Excerpted records –
--
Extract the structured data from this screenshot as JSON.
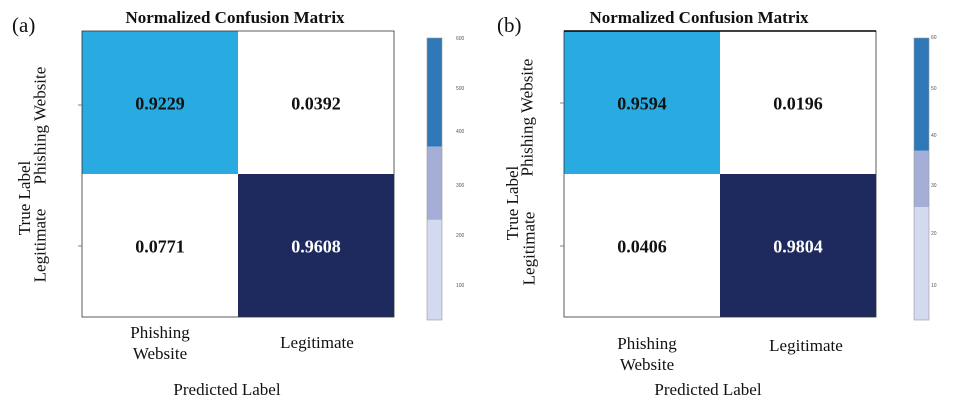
{
  "figure": {
    "panel_a_label": "(a)",
    "panel_b_label": "(b)"
  },
  "chart_data": [
    {
      "type": "heatmap",
      "title": "Normalized Confusion Matrix",
      "xlabel": "Predicted Label",
      "ylabel": "True Label",
      "x_tick_labels": [
        "Phishing\nWebsite",
        "Legitimate"
      ],
      "y_tick_labels": [
        "Phishing\nWebsite",
        "Legitimate"
      ],
      "matrix": [
        [
          0.9229,
          0.0392
        ],
        [
          0.0771,
          0.9608
        ]
      ],
      "cell_text": [
        [
          "0.9229",
          "0.0392"
        ],
        [
          "0.0771",
          "0.9608"
        ]
      ],
      "cell_colors": [
        [
          "#29abe2",
          "#ffffff"
        ],
        [
          "#ffffff",
          "#1e2a5e"
        ]
      ],
      "cell_text_colors": [
        [
          "#111111",
          "#111111"
        ],
        [
          "#111111",
          "#ffffff"
        ]
      ],
      "colorbar": {
        "ticks": [
          "600",
          "500",
          "400",
          "300",
          "200",
          "100"
        ],
        "bands": [
          "#2e78b7",
          "#a5aed6",
          "#d3d9ee"
        ],
        "band_fractions": [
          0.385,
          0.26,
          0.355
        ]
      },
      "grid": false
    },
    {
      "type": "heatmap",
      "title": "Normalized Confusion Matrix",
      "xlabel": "Predicted Label",
      "ylabel": "True Label",
      "x_tick_labels": [
        "Phishing\nWebsite",
        "Legitimate"
      ],
      "y_tick_labels": [
        "Phishing\nWebsite",
        "Legitimate"
      ],
      "matrix": [
        [
          0.9594,
          0.0196
        ],
        [
          0.0406,
          0.9804
        ]
      ],
      "cell_text": [
        [
          "0.9594",
          "0.0196"
        ],
        [
          "0.0406",
          "0.9804"
        ]
      ],
      "cell_colors": [
        [
          "#29abe2",
          "#ffffff"
        ],
        [
          "#ffffff",
          "#1e2a5e"
        ]
      ],
      "cell_text_colors": [
        [
          "#111111",
          "#111111"
        ],
        [
          "#111111",
          "#ffffff"
        ]
      ],
      "colorbar": {
        "ticks": [
          "60",
          "50",
          "40",
          "30",
          "20",
          "10"
        ],
        "bands": [
          "#2e78b7",
          "#a5aed6",
          "#d3d9ee"
        ],
        "band_fractions": [
          0.4,
          0.2,
          0.4
        ]
      },
      "grid": false
    }
  ]
}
--
What you have to do – Pictures are excluded; copy every other part of the records exactly.

Full answer –
Extract the structured data from this screenshot as JSON.
{
  "figure": {
    "panel_a_label": "(a)",
    "panel_b_label": "(b)"
  },
  "chart_data": [
    {
      "type": "heatmap",
      "title": "Normalized Confusion Matrix",
      "xlabel": "Predicted Label",
      "ylabel": "True Label",
      "x_tick_labels": [
        "Phishing\nWebsite",
        "Legitimate"
      ],
      "y_tick_labels": [
        "Phishing\nWebsite",
        "Legitimate"
      ],
      "matrix": [
        [
          0.9229,
          0.0392
        ],
        [
          0.0771,
          0.9608
        ]
      ],
      "cell_text": [
        [
          "0.9229",
          "0.0392"
        ],
        [
          "0.0771",
          "0.9608"
        ]
      ],
      "cell_colors": [
        [
          "#29abe2",
          "#ffffff"
        ],
        [
          "#ffffff",
          "#1e2a5e"
        ]
      ],
      "cell_text_colors": [
        [
          "#111111",
          "#111111"
        ],
        [
          "#111111",
          "#ffffff"
        ]
      ],
      "colorbar": {
        "ticks": [
          "600",
          "500",
          "400",
          "300",
          "200",
          "100"
        ],
        "bands": [
          "#2e78b7",
          "#a5aed6",
          "#d3d9ee"
        ],
        "band_fractions": [
          0.385,
          0.26,
          0.355
        ]
      },
      "grid": false
    },
    {
      "type": "heatmap",
      "title": "Normalized Confusion Matrix",
      "xlabel": "Predicted Label",
      "ylabel": "True Label",
      "x_tick_labels": [
        "Phishing\nWebsite",
        "Legitimate"
      ],
      "y_tick_labels": [
        "Phishing\nWebsite",
        "Legitimate"
      ],
      "matrix": [
        [
          0.9594,
          0.0196
        ],
        [
          0.0406,
          0.9804
        ]
      ],
      "cell_text": [
        [
          "0.9594",
          "0.0196"
        ],
        [
          "0.0406",
          "0.9804"
        ]
      ],
      "cell_colors": [
        [
          "#29abe2",
          "#ffffff"
        ],
        [
          "#ffffff",
          "#1e2a5e"
        ]
      ],
      "cell_text_colors": [
        [
          "#111111",
          "#111111"
        ],
        [
          "#111111",
          "#ffffff"
        ]
      ],
      "colorbar": {
        "ticks": [
          "60",
          "50",
          "40",
          "30",
          "20",
          "10"
        ],
        "bands": [
          "#2e78b7",
          "#a5aed6",
          "#d3d9ee"
        ],
        "band_fractions": [
          0.4,
          0.2,
          0.4
        ]
      },
      "grid": false
    }
  ]
}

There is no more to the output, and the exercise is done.